§ What the task asks
Each line below must be set down exactly; omit any image you find.

::::::::

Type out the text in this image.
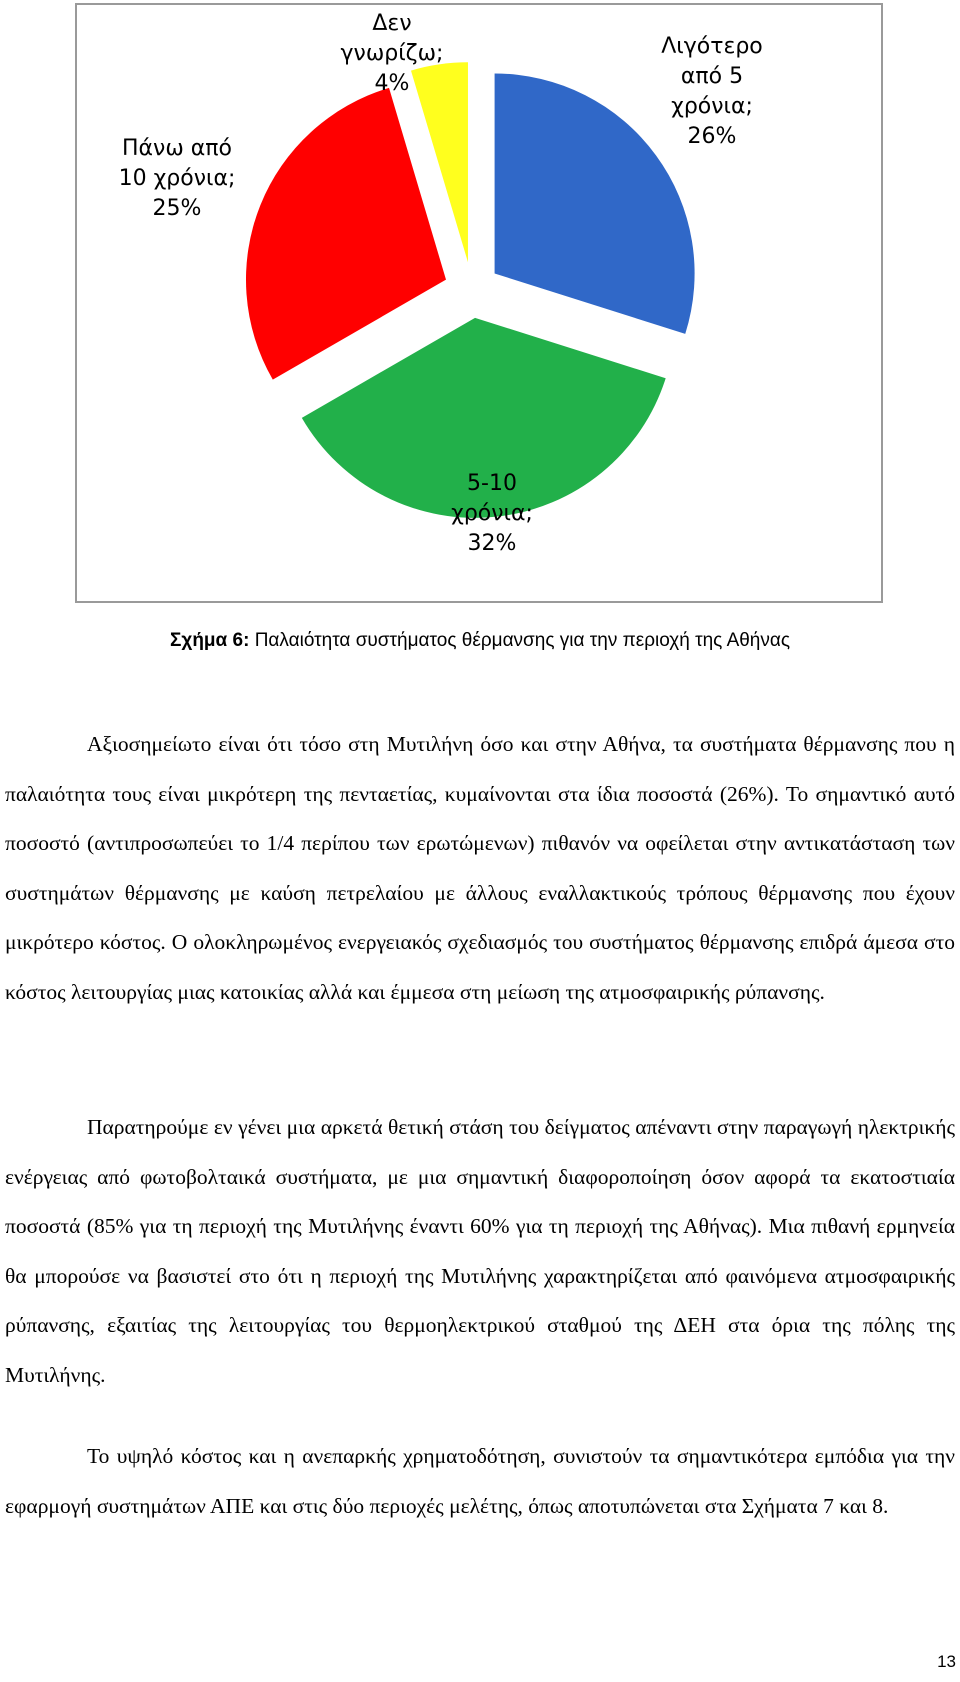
Λιγότερο από 5 χρόνια; 26%
5-10 χρόνια; 32%
Πάνω από 10 χρόνια; 25%
Δεν γνωρίζω; 4%
Σχήμα 6: Παλαιότητα συστήματος θέρμανσης για την περιοχή της Αθήνας

Αξιοσημείωτο είναι ότι τόσο στη Μυτιλήνη όσο και στην Αθήνα, τα συστήματα θέρμανσης που η παλαιότητα τους είναι μικρότερη της πενταετίας, κυμαίνονται στα ίδια ποσοστά (26%). Το σημαντικό αυτό ποσοστό (αντιπροσωπεύει το 1/4 περίπου των ερωτώμενων) πιθανόν να οφείλεται στην αντικατάσταση των συστημάτων θέρμανσης με καύση πετρελαίου με άλλους εναλλακτικούς τρόπους θέρμανσης που έχουν μικρότερο κόστος. Ο ολοκληρωμένος ενεργειακός σχεδιασμός του συστήματος θέρμανσης επιδρά άμεσα στο κόστος λειτουργίας μιας κατοικίας αλλά και έμμεσα στη μείωση της ατμοσφαιρικής ρύπανσης.

Παρατηρούμε εν γένει μια αρκετά θετική στάση του δείγματος απέναντι στην παραγωγή ηλεκτρικής ενέργειας από φωτοβολταικά συστήματα, με μια σημαντική διαφοροποίηση όσον αφορά τα εκατοστιαία ποσοστά (85% για τη περιοχή της Μυτιλήνης έναντι 60% για τη περιοχή της Αθήνας). Μια πιθανή ερμηνεία θα μπορούσε να βασιστεί στο ότι η περιοχή της Μυτιλήνης χαρακτηρίζεται από φαινόμενα ατμοσφαιρικής ρύπανσης, εξαιτίας της λειτουργίας του θερμοηλεκτρικού σταθμού της ΔΕΗ στα όρια της πόλης της Μυτιλήνης.

Το υψηλό κόστος και η ανεπαρκής χρηματοδότηση, συνιστούν τα σημαντικότερα εμπόδια για την εφαρμογή συστημάτων ΑΠΕ και στις δύο περιοχές μελέτης, όπως αποτυπώνεται στα Σχήματα 7 και 8.

13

::::::::

§ Worked answer
Type out the text in this image.
Λιγότερο από 5 χρόνια; 26%
5-10 χρόνια; 32%
Πάνω από 10 χρόνια; 25%
Δεν γνωρίζω; 4%
Σχήμα 6: Παλαιότητα συστήματος θέρμανσης για την περιοχή της Αθήνας

Αξιοσημείωτο είναι ότι τόσο στη Μυτιλήνη όσο και στην Αθήνα, τα συστήματα θέρμανσης που η παλαιότητα τους είναι μικρότερη της πενταετίας, κυμαίνονται στα ίδια ποσοστά (26%). Το σημαντικό αυτό ποσοστό (αντιπροσωπεύει το 1/4 περίπου των ερωτώμενων) πιθανόν να οφείλεται στην αντικατάσταση των συστημάτων θέρμανσης με καύση πετρελαίου με άλλους εναλλακτικούς τρόπους θέρμανσης που έχουν μικρότερο κόστος. Ο ολοκληρωμένος ενεργειακός σχεδιασμός του συστήματος θέρμανσης επιδρά άμεσα στο κόστος λειτουργίας μιας κατοικίας αλλά και έμμεσα στη μείωση της ατμοσφαιρικής ρύπανσης.

Παρατηρούμε εν γένει μια αρκετά θετική στάση του δείγματος απέναντι στην παραγωγή ηλεκτρικής ενέργειας από φωτοβολταικά συστήματα, με μια σημαντική διαφοροποίηση όσον αφορά τα εκατοστιαία ποσοστά (85% για τη περιοχή της Μυτιλήνης έναντι 60% για τη περιοχή της Αθήνας). Μια πιθανή ερμηνεία θα μπορούσε να βασιστεί στο ότι η περιοχή της Μυτιλήνης χαρακτηρίζεται από φαινόμενα ατμοσφαιρικής ρύπανσης, εξαιτίας της λειτουργίας του θερμοηλεκτρικού σταθμού της ΔΕΗ στα όρια της πόλης της Μυτιλήνης.

Το υψηλό κόστος και η ανεπαρκής χρηματοδότηση, συνιστούν τα σημαντικότερα εμπόδια για την εφαρμογή συστημάτων ΑΠΕ και στις δύο περιοχές μελέτης, όπως αποτυπώνεται στα Σχήματα 7 και 8.

13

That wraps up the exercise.